> _CONSIGNES_:
(a) Reproduisez fidèlement un extrait du texte sur la famille Rockefeller. Commencez aux mots « Sous le couvert » et arrêtez-vous après les mots « permanent des entreprises. ».
(b) Dans le texte sur la famille Rockefeller, relevez les activités que le texte présente comme le « couvert inoffensif » de l'action de cette famille.
(c) Rédigez la suite du texte consacré à la famille Rockefeller en reprenant après sa dernière phrase.

> _TEXTE FOURNI_:
※

Sous le couvert inoffensif de la recherche biologique, de l’éradication des maladies et de l’innovation en biosciences, la famille Rockefeller a bâti l’un des domaines les plus envahissants de son empire occulte : la propriété privée de la vie elle-même. Ce qui est présenté comme un progrès scientifique de pointe n’est en réalité qu’une stratégie à long terme visant à privatiser la biologie, à breveter les formes de vie organiques et à placer l’avenir biologique de l’humanité sous le contrôle permanent des entreprises.

※

> _DONNÉES BRUTES_:
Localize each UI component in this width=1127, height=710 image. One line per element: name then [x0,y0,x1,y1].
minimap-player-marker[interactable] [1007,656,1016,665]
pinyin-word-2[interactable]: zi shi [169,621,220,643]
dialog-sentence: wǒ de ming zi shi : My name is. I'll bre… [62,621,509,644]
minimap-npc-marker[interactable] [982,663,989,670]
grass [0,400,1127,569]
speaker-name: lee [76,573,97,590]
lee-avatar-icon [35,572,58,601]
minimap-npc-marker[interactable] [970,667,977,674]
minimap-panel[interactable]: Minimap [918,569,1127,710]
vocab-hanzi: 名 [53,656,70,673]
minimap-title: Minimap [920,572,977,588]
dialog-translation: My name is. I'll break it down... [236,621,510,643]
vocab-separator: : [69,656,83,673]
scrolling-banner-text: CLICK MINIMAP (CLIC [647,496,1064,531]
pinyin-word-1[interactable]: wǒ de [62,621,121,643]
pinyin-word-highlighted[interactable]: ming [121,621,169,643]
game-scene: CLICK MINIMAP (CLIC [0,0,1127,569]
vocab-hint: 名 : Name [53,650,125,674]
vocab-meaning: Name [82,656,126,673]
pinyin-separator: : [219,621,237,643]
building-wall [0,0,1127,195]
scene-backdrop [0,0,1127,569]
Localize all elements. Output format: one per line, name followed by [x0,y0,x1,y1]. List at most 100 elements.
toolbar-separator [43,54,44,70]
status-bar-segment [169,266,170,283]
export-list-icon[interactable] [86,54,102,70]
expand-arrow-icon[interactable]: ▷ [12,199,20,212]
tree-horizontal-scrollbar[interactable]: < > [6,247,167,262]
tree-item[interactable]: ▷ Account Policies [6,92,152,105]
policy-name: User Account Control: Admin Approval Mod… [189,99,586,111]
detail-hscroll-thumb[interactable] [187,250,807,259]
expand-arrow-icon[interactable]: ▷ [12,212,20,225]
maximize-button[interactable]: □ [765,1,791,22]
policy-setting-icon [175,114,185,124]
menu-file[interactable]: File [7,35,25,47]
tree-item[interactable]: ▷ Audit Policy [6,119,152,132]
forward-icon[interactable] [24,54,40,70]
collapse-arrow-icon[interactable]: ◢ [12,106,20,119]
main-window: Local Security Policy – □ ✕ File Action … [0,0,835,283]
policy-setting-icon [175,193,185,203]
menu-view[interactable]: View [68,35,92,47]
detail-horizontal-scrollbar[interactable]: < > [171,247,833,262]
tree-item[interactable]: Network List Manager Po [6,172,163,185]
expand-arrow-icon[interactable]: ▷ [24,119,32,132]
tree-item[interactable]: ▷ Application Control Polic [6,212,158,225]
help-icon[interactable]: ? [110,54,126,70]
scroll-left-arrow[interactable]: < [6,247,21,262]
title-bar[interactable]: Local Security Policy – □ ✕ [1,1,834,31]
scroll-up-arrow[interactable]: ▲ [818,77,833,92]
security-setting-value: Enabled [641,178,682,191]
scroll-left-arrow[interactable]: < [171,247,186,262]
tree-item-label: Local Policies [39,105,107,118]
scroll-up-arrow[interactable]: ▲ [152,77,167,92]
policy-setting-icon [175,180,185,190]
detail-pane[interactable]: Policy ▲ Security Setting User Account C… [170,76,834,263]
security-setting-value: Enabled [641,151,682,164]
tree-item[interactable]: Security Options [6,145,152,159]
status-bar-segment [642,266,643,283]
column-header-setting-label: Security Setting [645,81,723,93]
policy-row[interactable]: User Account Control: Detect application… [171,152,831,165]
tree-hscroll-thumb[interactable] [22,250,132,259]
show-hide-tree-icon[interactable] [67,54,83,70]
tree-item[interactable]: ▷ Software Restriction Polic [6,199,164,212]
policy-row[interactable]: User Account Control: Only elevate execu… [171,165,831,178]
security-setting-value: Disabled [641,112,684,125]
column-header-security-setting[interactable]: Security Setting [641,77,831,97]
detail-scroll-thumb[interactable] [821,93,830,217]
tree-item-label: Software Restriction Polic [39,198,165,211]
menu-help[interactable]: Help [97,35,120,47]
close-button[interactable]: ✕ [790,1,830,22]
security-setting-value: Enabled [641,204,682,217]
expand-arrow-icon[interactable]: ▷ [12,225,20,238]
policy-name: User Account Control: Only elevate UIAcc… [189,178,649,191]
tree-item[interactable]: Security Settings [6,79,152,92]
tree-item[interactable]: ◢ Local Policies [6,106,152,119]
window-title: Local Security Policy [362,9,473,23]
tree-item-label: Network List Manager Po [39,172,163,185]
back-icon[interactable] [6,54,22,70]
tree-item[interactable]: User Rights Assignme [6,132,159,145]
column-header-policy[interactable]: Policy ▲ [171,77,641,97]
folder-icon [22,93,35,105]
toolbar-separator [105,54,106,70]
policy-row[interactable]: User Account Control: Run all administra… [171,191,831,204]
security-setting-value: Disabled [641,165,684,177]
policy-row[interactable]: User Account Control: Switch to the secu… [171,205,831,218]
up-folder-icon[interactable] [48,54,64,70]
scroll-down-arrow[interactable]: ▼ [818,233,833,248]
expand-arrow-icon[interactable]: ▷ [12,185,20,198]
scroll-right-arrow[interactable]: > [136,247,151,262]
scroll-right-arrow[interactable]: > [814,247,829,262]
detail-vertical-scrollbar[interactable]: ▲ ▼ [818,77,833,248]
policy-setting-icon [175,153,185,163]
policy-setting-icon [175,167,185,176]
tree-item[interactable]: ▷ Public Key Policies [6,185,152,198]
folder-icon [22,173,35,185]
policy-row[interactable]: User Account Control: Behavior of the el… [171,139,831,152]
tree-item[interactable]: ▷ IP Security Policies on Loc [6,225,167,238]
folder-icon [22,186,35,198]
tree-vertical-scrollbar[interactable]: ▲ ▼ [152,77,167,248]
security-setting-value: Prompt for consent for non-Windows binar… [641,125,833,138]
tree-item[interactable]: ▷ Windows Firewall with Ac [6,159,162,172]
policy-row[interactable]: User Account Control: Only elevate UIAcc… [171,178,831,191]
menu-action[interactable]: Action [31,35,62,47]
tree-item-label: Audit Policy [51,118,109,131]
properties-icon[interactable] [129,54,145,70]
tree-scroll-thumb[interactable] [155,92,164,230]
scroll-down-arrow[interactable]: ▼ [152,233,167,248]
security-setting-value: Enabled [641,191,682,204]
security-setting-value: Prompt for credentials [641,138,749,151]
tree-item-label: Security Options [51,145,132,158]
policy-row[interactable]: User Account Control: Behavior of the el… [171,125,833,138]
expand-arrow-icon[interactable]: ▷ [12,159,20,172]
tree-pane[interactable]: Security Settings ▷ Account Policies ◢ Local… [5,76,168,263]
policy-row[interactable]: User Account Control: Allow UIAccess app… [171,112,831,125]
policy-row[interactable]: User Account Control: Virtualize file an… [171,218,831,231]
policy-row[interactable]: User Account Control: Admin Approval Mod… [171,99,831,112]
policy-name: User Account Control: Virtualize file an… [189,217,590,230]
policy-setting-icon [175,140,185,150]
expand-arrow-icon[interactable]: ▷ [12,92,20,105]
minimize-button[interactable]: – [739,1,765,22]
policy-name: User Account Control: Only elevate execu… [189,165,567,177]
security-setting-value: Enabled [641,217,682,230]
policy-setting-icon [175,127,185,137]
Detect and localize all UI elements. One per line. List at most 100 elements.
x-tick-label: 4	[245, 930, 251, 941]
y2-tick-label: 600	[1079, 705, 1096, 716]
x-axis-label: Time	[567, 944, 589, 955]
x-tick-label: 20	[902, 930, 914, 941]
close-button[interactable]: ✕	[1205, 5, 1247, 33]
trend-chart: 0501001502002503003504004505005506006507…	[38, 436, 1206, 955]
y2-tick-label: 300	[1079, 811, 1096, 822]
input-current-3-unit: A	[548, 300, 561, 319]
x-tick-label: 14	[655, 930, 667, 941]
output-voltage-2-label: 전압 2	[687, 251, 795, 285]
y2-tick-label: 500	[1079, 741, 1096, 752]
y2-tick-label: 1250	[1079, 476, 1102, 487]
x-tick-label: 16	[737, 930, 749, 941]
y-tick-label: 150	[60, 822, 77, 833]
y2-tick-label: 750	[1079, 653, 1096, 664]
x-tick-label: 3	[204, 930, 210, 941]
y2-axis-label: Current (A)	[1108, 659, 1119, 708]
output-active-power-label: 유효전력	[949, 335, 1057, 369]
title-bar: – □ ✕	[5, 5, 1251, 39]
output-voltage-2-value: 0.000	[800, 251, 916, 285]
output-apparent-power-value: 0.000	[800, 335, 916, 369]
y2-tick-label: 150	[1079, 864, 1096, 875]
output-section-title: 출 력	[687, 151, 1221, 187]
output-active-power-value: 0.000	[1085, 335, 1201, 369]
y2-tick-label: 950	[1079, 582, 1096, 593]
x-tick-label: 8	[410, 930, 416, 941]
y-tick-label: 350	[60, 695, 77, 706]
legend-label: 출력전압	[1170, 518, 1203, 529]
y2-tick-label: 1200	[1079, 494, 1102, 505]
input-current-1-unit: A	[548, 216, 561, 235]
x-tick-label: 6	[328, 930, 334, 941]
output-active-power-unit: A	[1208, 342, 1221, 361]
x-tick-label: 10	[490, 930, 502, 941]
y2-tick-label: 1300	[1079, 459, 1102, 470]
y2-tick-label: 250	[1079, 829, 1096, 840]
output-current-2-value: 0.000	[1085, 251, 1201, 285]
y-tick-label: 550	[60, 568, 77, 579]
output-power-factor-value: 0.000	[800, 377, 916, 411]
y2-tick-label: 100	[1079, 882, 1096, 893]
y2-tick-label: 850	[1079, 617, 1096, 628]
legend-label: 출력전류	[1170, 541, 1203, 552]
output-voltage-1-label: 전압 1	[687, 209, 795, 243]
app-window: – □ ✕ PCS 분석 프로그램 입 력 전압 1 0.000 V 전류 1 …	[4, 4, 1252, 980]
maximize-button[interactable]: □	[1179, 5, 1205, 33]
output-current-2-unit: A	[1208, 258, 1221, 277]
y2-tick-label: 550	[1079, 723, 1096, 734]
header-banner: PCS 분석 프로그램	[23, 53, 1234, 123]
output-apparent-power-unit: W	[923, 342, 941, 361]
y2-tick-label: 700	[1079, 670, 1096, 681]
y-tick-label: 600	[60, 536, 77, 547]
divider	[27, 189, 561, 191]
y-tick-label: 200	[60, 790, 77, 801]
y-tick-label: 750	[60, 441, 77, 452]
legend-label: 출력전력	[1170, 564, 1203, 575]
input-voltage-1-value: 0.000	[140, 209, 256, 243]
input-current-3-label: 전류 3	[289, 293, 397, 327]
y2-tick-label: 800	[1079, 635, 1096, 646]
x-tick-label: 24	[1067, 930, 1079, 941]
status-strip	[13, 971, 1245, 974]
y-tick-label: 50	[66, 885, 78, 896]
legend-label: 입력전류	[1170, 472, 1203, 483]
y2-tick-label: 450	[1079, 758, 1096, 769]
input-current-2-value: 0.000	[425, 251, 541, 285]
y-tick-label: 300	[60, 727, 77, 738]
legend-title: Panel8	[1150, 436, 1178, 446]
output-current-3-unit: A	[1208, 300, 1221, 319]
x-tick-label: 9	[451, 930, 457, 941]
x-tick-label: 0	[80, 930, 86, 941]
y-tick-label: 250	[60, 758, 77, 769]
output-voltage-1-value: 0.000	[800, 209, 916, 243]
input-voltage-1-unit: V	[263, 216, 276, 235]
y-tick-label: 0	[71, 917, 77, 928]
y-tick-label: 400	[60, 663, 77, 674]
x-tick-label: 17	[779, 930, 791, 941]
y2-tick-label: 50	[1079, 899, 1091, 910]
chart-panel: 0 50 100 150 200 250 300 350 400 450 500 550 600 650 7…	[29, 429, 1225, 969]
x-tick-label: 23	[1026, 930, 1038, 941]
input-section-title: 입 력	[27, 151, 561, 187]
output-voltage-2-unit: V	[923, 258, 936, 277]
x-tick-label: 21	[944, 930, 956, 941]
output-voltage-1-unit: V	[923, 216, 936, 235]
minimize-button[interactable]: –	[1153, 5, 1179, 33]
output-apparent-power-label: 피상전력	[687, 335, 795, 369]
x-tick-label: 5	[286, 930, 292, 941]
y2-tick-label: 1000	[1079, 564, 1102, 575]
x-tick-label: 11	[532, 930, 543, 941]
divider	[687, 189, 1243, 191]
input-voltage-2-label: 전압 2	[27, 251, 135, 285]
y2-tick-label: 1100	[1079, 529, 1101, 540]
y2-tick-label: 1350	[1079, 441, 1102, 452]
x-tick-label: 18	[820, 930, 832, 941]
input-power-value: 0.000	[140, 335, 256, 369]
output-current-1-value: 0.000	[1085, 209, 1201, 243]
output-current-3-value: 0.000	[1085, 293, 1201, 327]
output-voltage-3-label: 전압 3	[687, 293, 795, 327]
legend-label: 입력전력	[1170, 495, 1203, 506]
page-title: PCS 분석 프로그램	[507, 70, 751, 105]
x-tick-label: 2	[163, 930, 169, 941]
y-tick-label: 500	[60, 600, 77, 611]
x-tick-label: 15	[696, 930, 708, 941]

※

> _RÉPONSES PAR CONSIGNE_:
(a)
Sous le couvert inoffensif de la recherche biologique, de l’éradication des maladies et de l’innovation en biosciences, la famille Rockefeller a bâti l’un des domaines les plus envahissants de son empire occulte : la propriété privée de la vie elle-même. Ce qui est présenté comme un progrès scientifique de pointe n’est en réalité qu’une stratégie à long terme visant à privatiser la biologie, à breveter les formes de vie organiques et à placer l’avenir biologique de l’humanité sous le contrôle permanent des entreprises.

(b)
- la recherche biologique
- l'éradication des maladies
- l'innovation en biosciences

(c)
L’hégémonie de cette dynastie dans le domaine des biotechnologies a débuté il y a plus d’un siècle, grâce à un financement massif de la biologie moléculaire, de la recherche génétique et des institutions biologiques mondiales. Alors qu’elle promettait publiquement de guérir les maladies héréditaires et d’améliorer la santé humaine, son objectif principal était bien plus ambitieux : établir des précédents juridiques et scientifiques permettant de breveter des organismes vivants. Grâce à des organismes universitaires et à des instances réglementaires internationales qu’elle a financés, elle a réussi à réécrire les règles mondiales en matière de propriété intellectuelle biologique afin de permettre aux entreprises de s’approprier des gènes modifiés, des variétés végétales, des races animales et même du matériel biologique humain.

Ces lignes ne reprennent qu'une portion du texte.